GIVEN INSTRUCTION:
Output the entries below exactly as written, omitting pictures.

RECORDS:
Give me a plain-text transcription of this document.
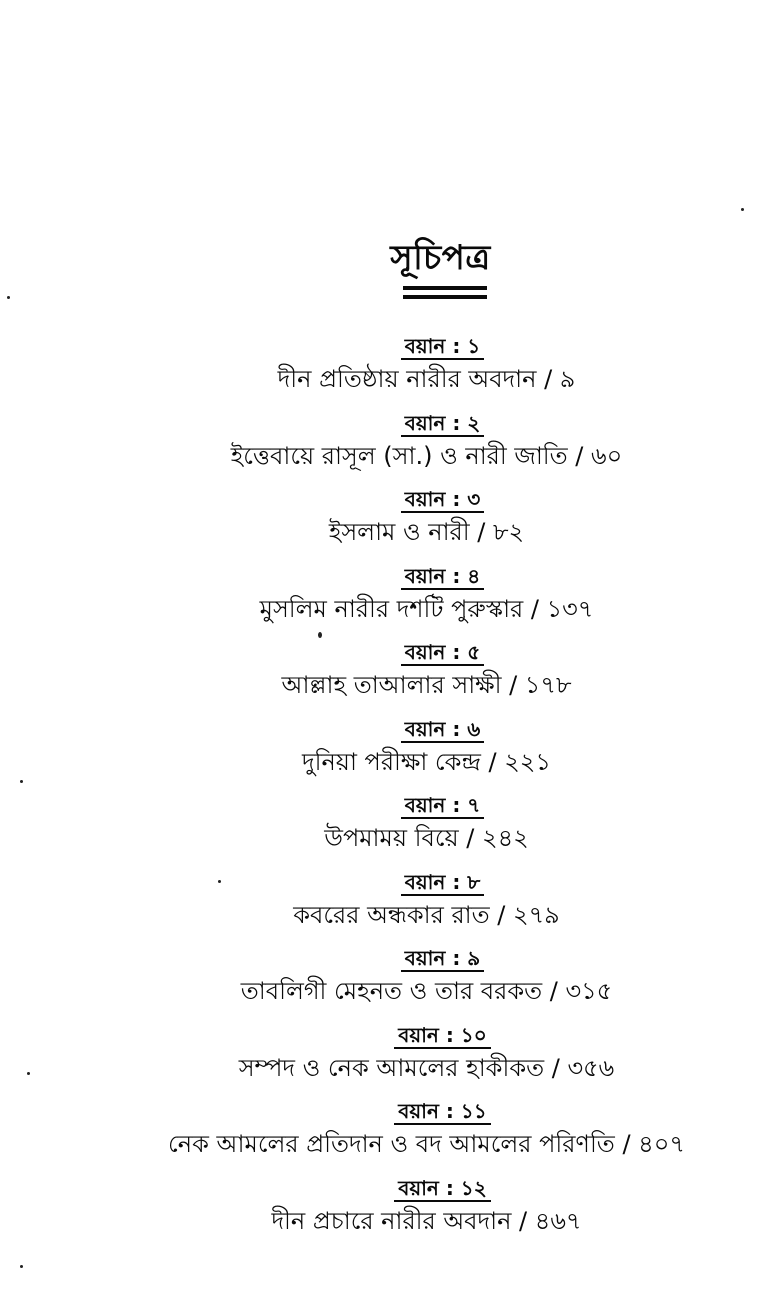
সূচিপত্র
বয়ান : ১
দীন প্রতিষ্ঠায় নারীর অবদান / ৯
বয়ান : ২
ইত্তেবায়ে রাসূল (সা.) ও নারী জাতি / ৬০
বয়ান : ৩
ইসলাম ও নারী / ৮২
বয়ান : ৪
মুসলিম নারীর দশটি পুরুস্কার / ১৩৭
বয়ান : ৫
আল্লাহ তাআলার সাক্ষী / ১৭৮
বয়ান : ৬
দুনিয়া পরীক্ষা কেন্দ্র / ২২১
বয়ান : ৭
উপমাময় বিয়ে / ২৪২
বয়ান : ৮
কবরের অন্ধকার রাত / ২৭৯
বয়ান : ৯
তাবলিগী মেহনত ও তার বরকত / ৩১৫
বয়ান : ১০
সম্পদ ও নেক আমলের হাকীকত / ৩৫৬
বয়ান : ১১
নেক আমলের প্রতিদান ও বদ আমলের পরিণতি / ৪০৭
বয়ান : ১২
দীন প্রচারে নারীর অবদান / ৪৬৭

PROBLEM SOLUTION:
Give me a plain-text transcription of this document.
সূচিপত্র
বয়ান : ১
দীন প্রতিষ্ঠায় নারীর অবদান / ৯
বয়ান : ২
ইত্তেবায়ে রাসূল (সা.) ও নারী জাতি / ৬০
বয়ান : ৩
ইসলাম ও নারী / ৮২
বয়ান : ৪
মুসলিম নারীর দশটি পুরুস্কার / ১৩৭
বয়ান : ৫
আল্লাহ তাআলার সাক্ষী / ১৭৮
বয়ান : ৬
দুনিয়া পরীক্ষা কেন্দ্র / ২২১
বয়ান : ৭
উপমাময় বিয়ে / ২৪২
বয়ান : ৮
কবরের অন্ধকার রাত / ২৭৯
বয়ান : ৯
তাবলিগী মেহনত ও তার বরকত / ৩১৫
বয়ান : ১০
সম্পদ ও নেক আমলের হাকীকত / ৩৫৬
বয়ান : ১১
নেক আমলের প্রতিদান ও বদ আমলের পরিণতি / ৪০৭
বয়ান : ১২
দীন প্রচারে নারীর অবদান / ৪৬৭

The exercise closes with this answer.